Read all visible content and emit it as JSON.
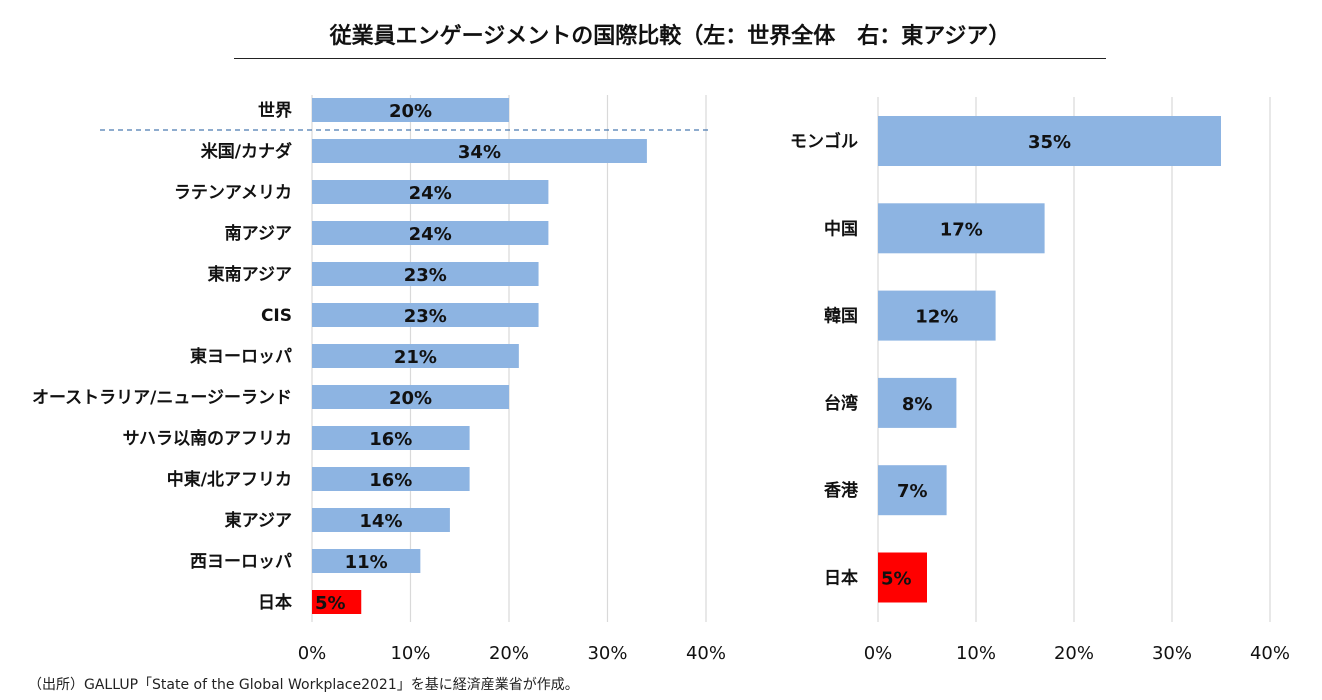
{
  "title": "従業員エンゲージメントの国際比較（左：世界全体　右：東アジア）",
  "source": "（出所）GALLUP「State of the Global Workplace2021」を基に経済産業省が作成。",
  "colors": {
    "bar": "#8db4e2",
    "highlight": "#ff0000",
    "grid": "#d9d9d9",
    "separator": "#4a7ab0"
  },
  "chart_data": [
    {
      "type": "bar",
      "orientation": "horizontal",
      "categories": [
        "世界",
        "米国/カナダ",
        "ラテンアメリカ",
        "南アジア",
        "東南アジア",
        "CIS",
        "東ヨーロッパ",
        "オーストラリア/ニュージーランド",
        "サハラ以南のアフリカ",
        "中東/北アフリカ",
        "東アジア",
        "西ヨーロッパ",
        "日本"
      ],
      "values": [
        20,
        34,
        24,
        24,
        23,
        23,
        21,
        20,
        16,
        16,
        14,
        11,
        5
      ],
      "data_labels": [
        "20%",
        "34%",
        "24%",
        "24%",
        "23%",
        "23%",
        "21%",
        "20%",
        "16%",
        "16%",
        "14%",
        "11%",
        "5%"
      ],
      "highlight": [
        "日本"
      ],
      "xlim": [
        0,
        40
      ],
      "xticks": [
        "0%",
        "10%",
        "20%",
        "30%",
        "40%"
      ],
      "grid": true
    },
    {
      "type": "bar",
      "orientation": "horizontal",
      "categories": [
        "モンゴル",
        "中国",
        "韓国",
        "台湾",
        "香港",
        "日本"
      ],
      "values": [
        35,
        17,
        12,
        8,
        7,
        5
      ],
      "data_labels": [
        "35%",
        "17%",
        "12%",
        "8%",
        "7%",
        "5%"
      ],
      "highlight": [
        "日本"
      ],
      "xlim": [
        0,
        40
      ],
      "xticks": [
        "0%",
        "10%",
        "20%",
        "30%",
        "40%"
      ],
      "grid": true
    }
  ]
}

★ ★ ★

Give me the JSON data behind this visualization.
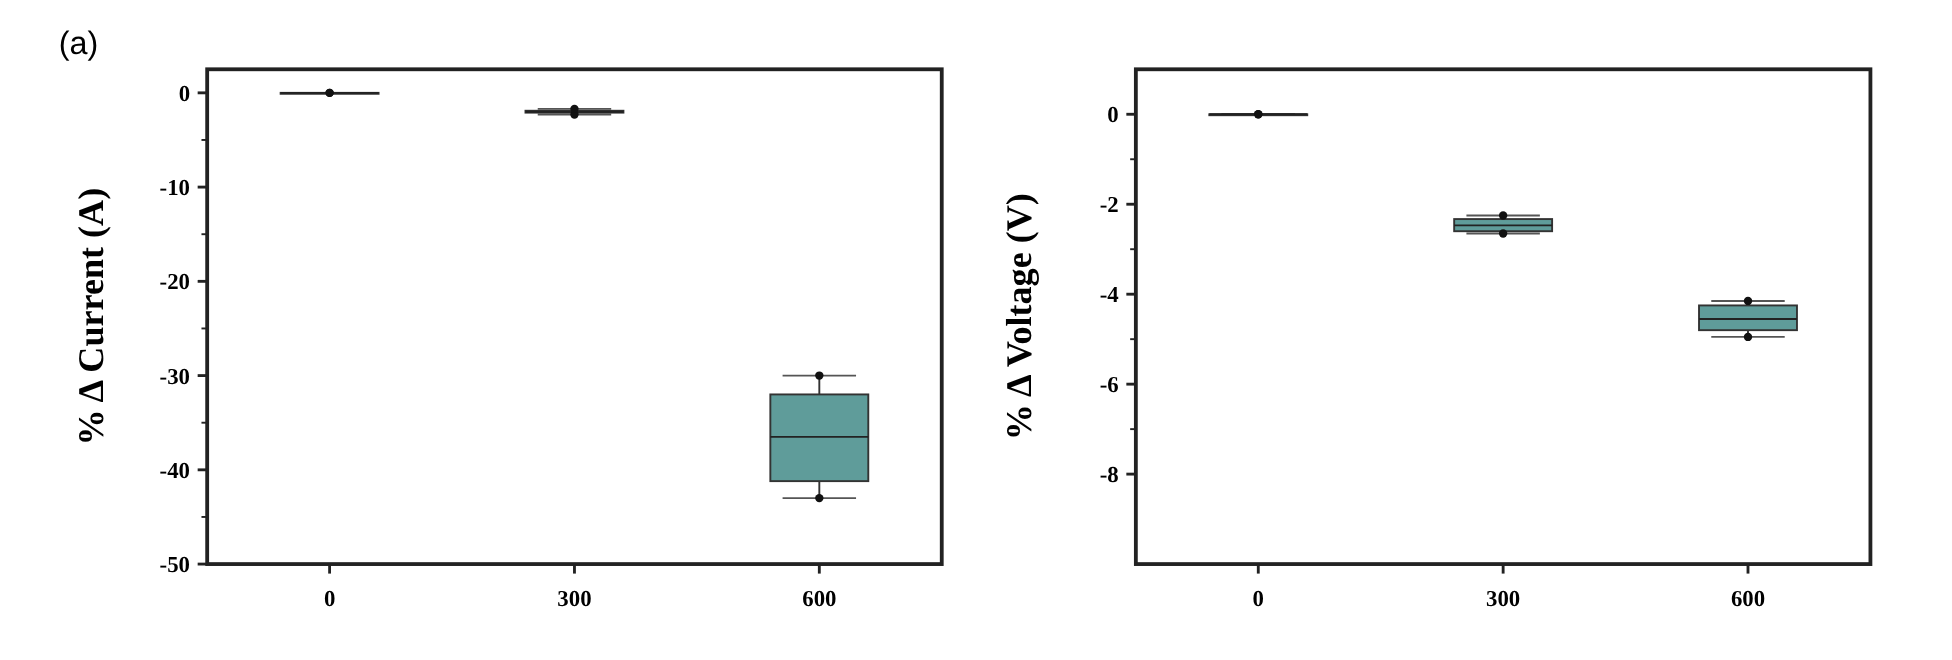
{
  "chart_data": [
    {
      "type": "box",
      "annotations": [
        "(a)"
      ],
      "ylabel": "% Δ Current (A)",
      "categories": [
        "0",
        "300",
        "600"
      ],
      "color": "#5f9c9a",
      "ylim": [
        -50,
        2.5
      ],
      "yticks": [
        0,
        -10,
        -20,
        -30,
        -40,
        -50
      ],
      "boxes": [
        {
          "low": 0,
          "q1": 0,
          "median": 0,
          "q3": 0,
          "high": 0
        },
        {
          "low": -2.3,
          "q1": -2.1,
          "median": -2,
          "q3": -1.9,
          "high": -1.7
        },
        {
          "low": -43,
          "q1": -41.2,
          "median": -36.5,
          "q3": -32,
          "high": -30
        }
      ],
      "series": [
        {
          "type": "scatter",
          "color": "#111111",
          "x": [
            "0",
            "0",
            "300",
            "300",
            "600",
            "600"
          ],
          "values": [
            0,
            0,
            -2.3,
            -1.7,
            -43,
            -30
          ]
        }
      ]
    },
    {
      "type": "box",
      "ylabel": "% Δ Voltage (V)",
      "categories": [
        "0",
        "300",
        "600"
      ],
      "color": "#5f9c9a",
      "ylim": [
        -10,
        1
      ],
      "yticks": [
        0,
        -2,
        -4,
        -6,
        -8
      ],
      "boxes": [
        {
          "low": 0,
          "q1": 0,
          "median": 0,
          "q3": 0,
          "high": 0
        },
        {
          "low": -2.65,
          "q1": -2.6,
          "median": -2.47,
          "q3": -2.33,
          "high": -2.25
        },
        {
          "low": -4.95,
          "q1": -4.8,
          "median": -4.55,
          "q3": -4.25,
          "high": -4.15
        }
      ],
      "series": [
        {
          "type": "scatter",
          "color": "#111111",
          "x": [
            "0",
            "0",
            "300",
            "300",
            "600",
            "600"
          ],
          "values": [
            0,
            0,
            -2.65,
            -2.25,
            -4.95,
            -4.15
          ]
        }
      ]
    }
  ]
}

★ ★ ★

Set exercise: Report the number of lines in the listing that include the string "東アジア"; give nothing but the number.

Full answer: 2